# START OF Data section

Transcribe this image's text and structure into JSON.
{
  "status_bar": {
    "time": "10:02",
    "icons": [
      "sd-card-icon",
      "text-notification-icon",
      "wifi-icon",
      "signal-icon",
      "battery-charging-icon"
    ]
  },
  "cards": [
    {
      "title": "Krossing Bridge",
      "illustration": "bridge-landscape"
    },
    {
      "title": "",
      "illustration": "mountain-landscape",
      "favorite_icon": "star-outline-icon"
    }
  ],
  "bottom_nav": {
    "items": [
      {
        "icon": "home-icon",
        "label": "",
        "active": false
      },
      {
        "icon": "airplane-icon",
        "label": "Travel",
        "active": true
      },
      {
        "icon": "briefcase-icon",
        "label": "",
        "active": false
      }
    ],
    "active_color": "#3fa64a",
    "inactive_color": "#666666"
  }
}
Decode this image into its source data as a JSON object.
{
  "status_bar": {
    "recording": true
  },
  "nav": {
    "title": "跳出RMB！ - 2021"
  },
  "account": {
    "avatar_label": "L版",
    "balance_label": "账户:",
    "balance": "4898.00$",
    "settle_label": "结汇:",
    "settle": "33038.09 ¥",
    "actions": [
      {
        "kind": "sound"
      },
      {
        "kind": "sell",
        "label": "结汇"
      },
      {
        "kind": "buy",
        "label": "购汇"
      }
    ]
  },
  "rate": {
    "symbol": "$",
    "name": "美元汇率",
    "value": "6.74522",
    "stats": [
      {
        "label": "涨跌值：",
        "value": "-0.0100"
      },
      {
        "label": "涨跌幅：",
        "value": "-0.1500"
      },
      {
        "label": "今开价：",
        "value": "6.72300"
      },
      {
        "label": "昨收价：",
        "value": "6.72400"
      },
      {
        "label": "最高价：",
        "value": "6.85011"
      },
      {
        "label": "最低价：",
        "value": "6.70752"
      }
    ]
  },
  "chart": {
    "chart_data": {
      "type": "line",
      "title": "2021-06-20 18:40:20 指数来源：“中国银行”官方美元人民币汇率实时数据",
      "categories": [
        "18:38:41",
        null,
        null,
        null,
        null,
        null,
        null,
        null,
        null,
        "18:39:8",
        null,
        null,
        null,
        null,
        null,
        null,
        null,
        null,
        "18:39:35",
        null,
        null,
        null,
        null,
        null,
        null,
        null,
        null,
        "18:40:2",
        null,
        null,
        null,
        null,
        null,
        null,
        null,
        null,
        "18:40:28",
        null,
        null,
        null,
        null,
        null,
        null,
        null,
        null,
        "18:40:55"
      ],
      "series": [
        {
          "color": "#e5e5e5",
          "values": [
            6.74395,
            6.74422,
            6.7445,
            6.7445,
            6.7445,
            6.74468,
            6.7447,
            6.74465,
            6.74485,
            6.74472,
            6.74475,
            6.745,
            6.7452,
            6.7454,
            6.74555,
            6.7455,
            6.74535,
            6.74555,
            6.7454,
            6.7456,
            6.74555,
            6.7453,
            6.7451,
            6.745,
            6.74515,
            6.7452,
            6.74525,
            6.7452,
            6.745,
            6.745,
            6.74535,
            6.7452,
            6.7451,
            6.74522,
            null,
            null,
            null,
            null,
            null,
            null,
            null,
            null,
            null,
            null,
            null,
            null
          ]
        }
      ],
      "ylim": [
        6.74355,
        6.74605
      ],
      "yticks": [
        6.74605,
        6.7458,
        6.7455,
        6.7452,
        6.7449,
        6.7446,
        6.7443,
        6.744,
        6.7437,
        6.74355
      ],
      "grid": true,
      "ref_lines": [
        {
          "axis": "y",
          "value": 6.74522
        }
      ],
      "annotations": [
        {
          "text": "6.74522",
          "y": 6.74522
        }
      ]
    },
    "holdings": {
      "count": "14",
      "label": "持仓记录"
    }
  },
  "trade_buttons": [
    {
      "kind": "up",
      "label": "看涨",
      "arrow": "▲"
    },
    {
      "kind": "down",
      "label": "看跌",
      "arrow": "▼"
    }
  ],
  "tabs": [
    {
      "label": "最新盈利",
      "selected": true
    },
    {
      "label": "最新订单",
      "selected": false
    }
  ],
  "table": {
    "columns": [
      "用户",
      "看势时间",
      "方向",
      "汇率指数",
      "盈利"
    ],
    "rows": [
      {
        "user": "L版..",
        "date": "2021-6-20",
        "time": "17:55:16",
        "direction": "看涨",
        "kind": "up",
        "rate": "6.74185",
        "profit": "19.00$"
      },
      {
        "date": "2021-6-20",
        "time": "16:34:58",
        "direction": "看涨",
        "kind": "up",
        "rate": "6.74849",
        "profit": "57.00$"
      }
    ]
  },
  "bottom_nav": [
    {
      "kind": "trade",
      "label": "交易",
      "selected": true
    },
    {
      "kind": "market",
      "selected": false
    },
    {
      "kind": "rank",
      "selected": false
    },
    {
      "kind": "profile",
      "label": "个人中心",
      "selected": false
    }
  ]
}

# END OF Data section

- Aim of the exercise -
Repeat each of the entries above precisely as given.

- Written solution -
Transcribe this image's text and structure into JSON.
{
  "status_bar": {
    "time": "10:02",
    "icons": [
      "sd-card-icon",
      "text-notification-icon",
      "wifi-icon",
      "signal-icon",
      "battery-charging-icon"
    ]
  },
  "cards": [
    {
      "title": "Krossing Bridge",
      "illustration": "bridge-landscape"
    },
    {
      "title": "",
      "illustration": "mountain-landscape",
      "favorite_icon": "star-outline-icon"
    }
  ],
  "bottom_nav": {
    "items": [
      {
        "icon": "home-icon",
        "label": "",
        "active": false
      },
      {
        "icon": "airplane-icon",
        "label": "Travel",
        "active": true
      },
      {
        "icon": "briefcase-icon",
        "label": "",
        "active": false
      }
    ],
    "active_color": "#3fa64a",
    "inactive_color": "#666666"
  }
}
Decode this image into its source data as a JSON object.
{
  "status_bar": {
    "recording": true
  },
  "nav": {
    "title": "跳出RMB！ - 2021"
  },
  "account": {
    "avatar_label": "L版",
    "balance_label": "账户:",
    "balance": "4898.00$",
    "settle_label": "结汇:",
    "settle": "33038.09 ¥",
    "actions": [
      {
        "kind": "sound"
      },
      {
        "kind": "sell",
        "label": "结汇"
      },
      {
        "kind": "buy",
        "label": "购汇"
      }
    ]
  },
  "rate": {
    "symbol": "$",
    "name": "美元汇率",
    "value": "6.74522",
    "stats": [
      {
        "label": "涨跌值：",
        "value": "-0.0100"
      },
      {
        "label": "涨跌幅：",
        "value": "-0.1500"
      },
      {
        "label": "今开价：",
        "value": "6.72300"
      },
      {
        "label": "昨收价：",
        "value": "6.72400"
      },
      {
        "label": "最高价：",
        "value": "6.85011"
      },
      {
        "label": "最低价：",
        "value": "6.70752"
      }
    ]
  },
  "chart": {
    "chart_data": {
      "type": "line",
      "title": "2021-06-20 18:40:20 指数来源：“中国银行”官方美元人民币汇率实时数据",
      "categories": [
        "18:38:41",
        null,
        null,
        null,
        null,
        null,
        null,
        null,
        null,
        "18:39:8",
        null,
        null,
        null,
        null,
        null,
        null,
        null,
        null,
        "18:39:35",
        null,
        null,
        null,
        null,
        null,
        null,
        null,
        null,
        "18:40:2",
        null,
        null,
        null,
        null,
        null,
        null,
        null,
        null,
        "18:40:28",
        null,
        null,
        null,
        null,
        null,
        null,
        null,
        null,
        "18:40:55"
      ],
      "series": [
        {
          "color": "#e5e5e5",
          "values": [
            6.74395,
            6.74422,
            6.7445,
            6.7445,
            6.7445,
            6.74468,
            6.7447,
            6.74465,
            6.74485,
            6.74472,
            6.74475,
            6.745,
            6.7452,
            6.7454,
            6.74555,
            6.7455,
            6.74535,
            6.74555,
            6.7454,
            6.7456,
            6.74555,
            6.7453,
            6.7451,
            6.745,
            6.74515,
            6.7452,
            6.74525,
            6.7452,
            6.745,
            6.745,
            6.74535,
            6.7452,
            6.7451,
            6.74522,
            null,
            null,
            null,
            null,
            null,
            null,
            null,
            null,
            null,
            null,
            null,
            null
          ]
        }
      ],
      "ylim": [
        6.74355,
        6.74605
      ],
      "yticks": [
        6.74605,
        6.7458,
        6.7455,
        6.7452,
        6.7449,
        6.7446,
        6.7443,
        6.744,
        6.7437,
        6.74355
      ],
      "grid": true,
      "ref_lines": [
        {
          "axis": "y",
          "value": 6.74522
        }
      ],
      "annotations": [
        {
          "text": "6.74522",
          "y": 6.74522
        }
      ]
    },
    "holdings": {
      "count": "14",
      "label": "持仓记录"
    }
  },
  "trade_buttons": [
    {
      "kind": "up",
      "label": "看涨",
      "arrow": "▲"
    },
    {
      "kind": "down",
      "label": "看跌",
      "arrow": "▼"
    }
  ],
  "tabs": [
    {
      "label": "最新盈利",
      "selected": true
    },
    {
      "label": "最新订单",
      "selected": false
    }
  ],
  "table": {
    "columns": [
      "用户",
      "看势时间",
      "方向",
      "汇率指数",
      "盈利"
    ],
    "rows": [
      {
        "user": "L版..",
        "date": "2021-6-20",
        "time": "17:55:16",
        "direction": "看涨",
        "kind": "up",
        "rate": "6.74185",
        "profit": "19.00$"
      },
      {
        "date": "2021-6-20",
        "time": "16:34:58",
        "direction": "看涨",
        "kind": "up",
        "rate": "6.74849",
        "profit": "57.00$"
      }
    ]
  },
  "bottom_nav": [
    {
      "kind": "trade",
      "label": "交易",
      "selected": true
    },
    {
      "kind": "market",
      "selected": false
    },
    {
      "kind": "rank",
      "selected": false
    },
    {
      "kind": "profile",
      "label": "个人中心",
      "selected": false
    }
  ]
}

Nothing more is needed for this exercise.